## Tugas Singkat a
Dalam teks tentang Rasyid Nahdyin, kapan tukar guling Tanah Kas Desa antara tiga Pemdes dan PT. SMIP terjadi?

Rasyid Nahdyin atau Abd. Rasyid mendadak ramai diperbincangkan aktivis dalam dua hari terakhir ini. Baik di warung-warung kopi maupun obrolan di dunia maya. Nama yang sebelumnya tidak pernah dikenal ini tiba-tiba populer setelah diulas tuntas oleh seorang advokat bernama Sulaisi.
Sebuah artikel yang ditulis sendiri oleh Sulaisi di media EjaToday.com, tanggal 25/12/2023 bertajuk: “Wartawan-Pengamat Seratus Ribuan“. Sulaisi mengungkap track record dan sisi gelap kehidupan Rasyid. Mulai dari menyebutnya sebagai wartawan harga seratus ribuan hingga pengamat Kopler.
Silang sengketa Sulaisi-Rasyid ini, tampaknya bermula dari keterlibatan Rasyid dalam pergumulan wacana tukar guling Tanah Kas Desa (TKD) di Kabupaten Sumenep yaitu antara 3 Pemerintah Desa (Pemdes) selaku Penjual dengan PT. Sinar Mega Indah Persada (PT.SMIP) yang terjadi pada tahun 1997.

## Data Hasil Ekstraksi
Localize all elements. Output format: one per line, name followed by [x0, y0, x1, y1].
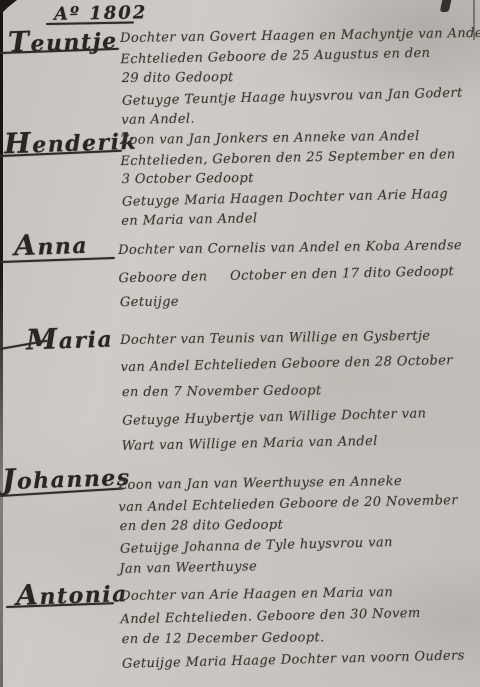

==

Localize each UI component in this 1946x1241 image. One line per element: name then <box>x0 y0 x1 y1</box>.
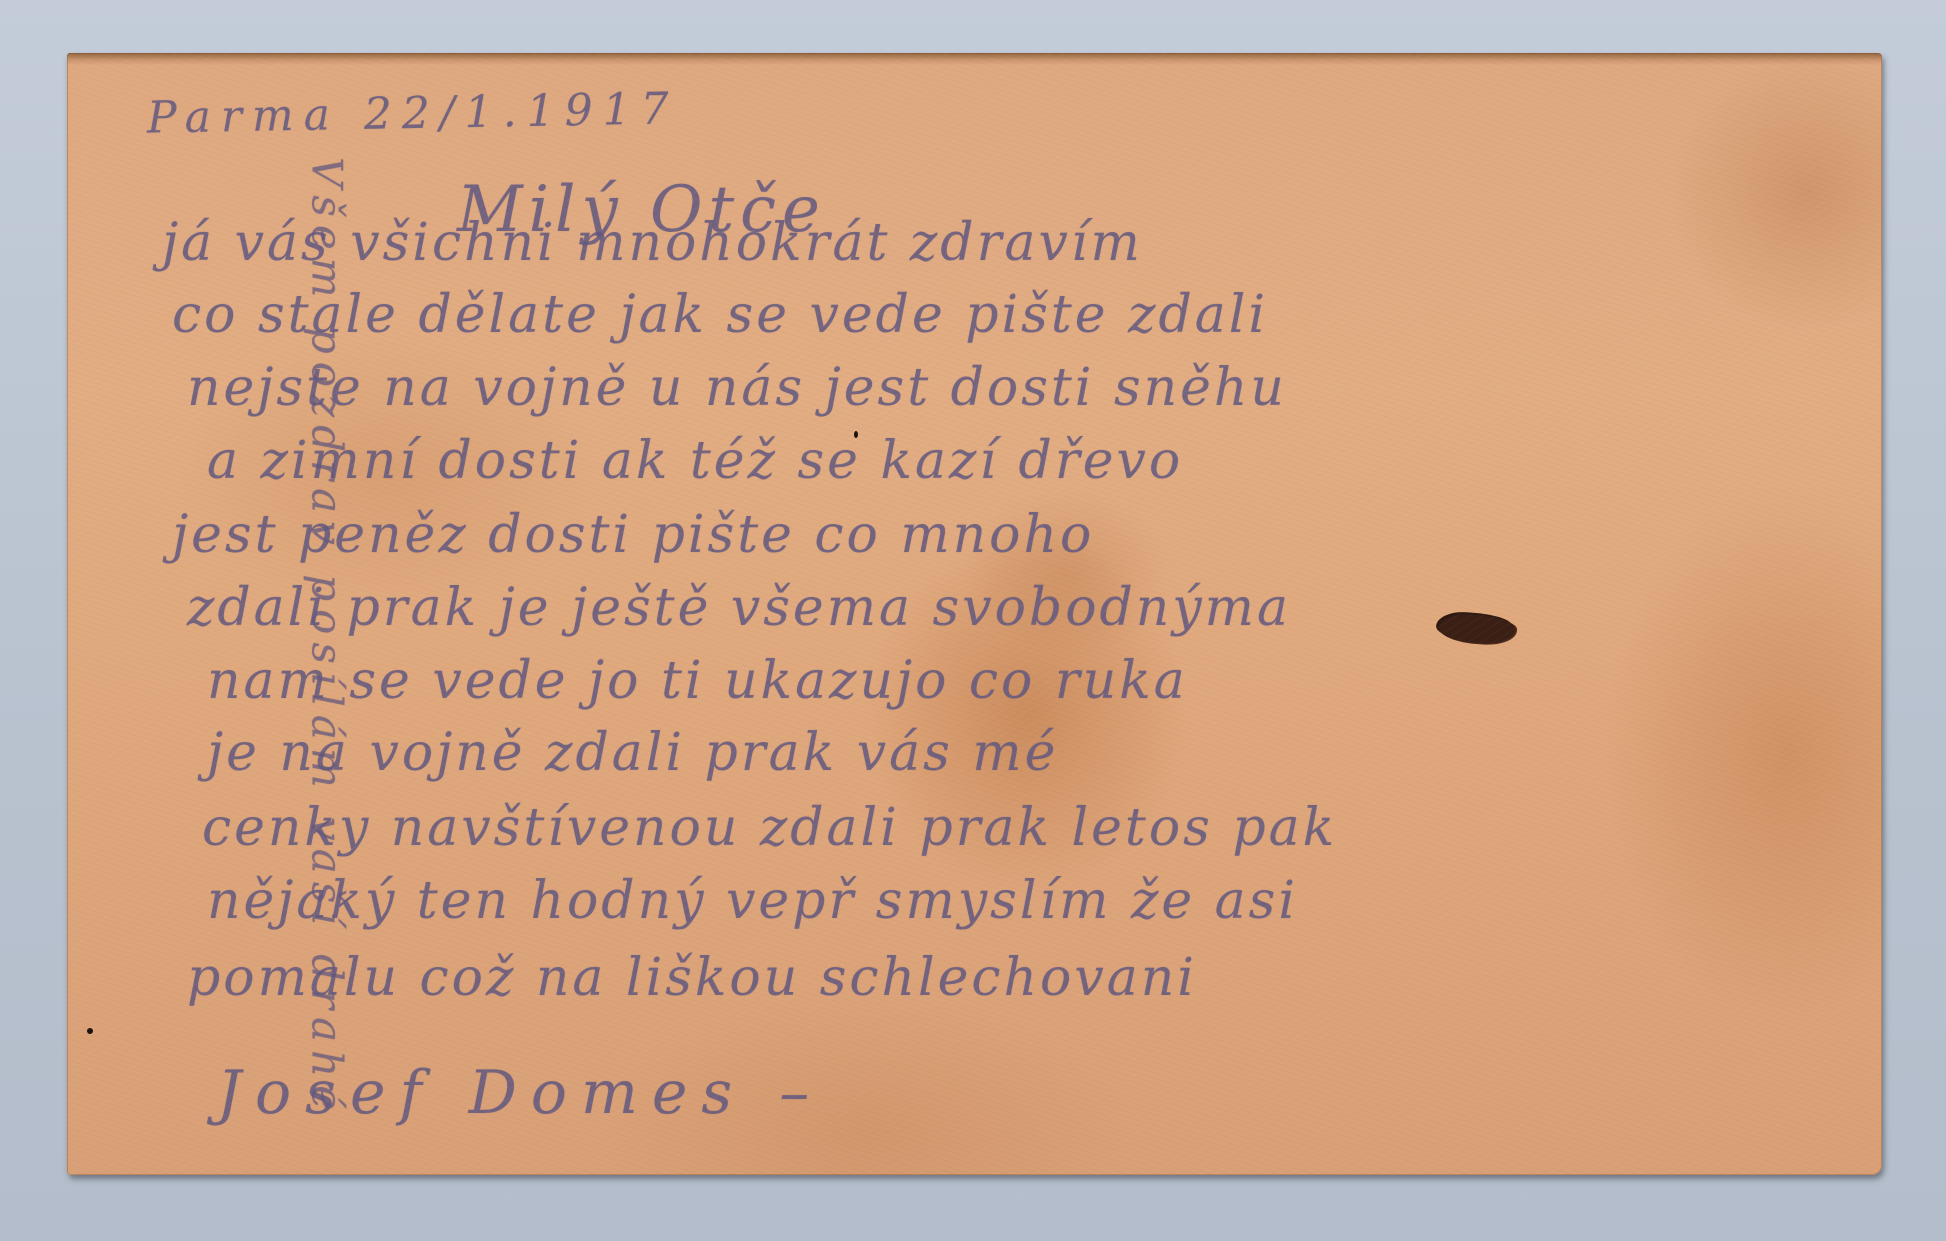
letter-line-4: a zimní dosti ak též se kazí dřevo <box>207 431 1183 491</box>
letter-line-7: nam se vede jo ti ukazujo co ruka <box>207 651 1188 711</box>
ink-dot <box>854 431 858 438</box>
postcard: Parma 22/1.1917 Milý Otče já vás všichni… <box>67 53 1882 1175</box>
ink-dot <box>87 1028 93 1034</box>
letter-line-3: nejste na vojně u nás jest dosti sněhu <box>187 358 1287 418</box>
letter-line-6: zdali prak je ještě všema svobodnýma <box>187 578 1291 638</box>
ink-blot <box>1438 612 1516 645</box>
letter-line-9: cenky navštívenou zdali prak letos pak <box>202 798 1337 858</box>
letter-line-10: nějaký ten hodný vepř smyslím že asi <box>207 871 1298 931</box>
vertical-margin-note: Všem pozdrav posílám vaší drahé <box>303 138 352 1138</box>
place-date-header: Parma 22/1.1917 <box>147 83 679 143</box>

## Tugas Singkat b
Salin ulang tanpa perubahan baris-baris data, mulai dari baris yang memuat "Localize each UI" sampai dengan dan termasuk baris yang memuat "place-date-header: Parma 22/1.1917". Gambar tidak perlu dimasukkan ke dalam jawaban.

## Jawaban Akhir a
Pada tahun 1997.

## Jawaban Akhir b
Localize each UI component in this 1946x1241 image. One line per element: name then <box>x0 y0 x1 y1</box>.
letter-line-4: a zimní dosti ak též se kazí dřevo <box>207 431 1183 491</box>
letter-line-7: nam se vede jo ti ukazujo co ruka <box>207 651 1188 711</box>
ink-dot <box>854 431 858 438</box>
postcard: Parma 22/1.1917 Milý Otče já vás všichni… <box>67 53 1882 1175</box>
ink-dot <box>87 1028 93 1034</box>
letter-line-3: nejste na vojně u nás jest dosti sněhu <box>187 358 1287 418</box>
letter-line-6: zdali prak je ještě všema svobodnýma <box>187 578 1291 638</box>
ink-blot <box>1438 612 1516 645</box>
letter-line-9: cenky navštívenou zdali prak letos pak <box>202 798 1337 858</box>
letter-line-10: nějaký ten hodný vepř smyslím že asi <box>207 871 1298 931</box>
vertical-margin-note: Všem pozdrav posílám vaší drahé <box>303 138 352 1138</box>
place-date-header: Parma 22/1.1917 <box>147 83 679 143</box>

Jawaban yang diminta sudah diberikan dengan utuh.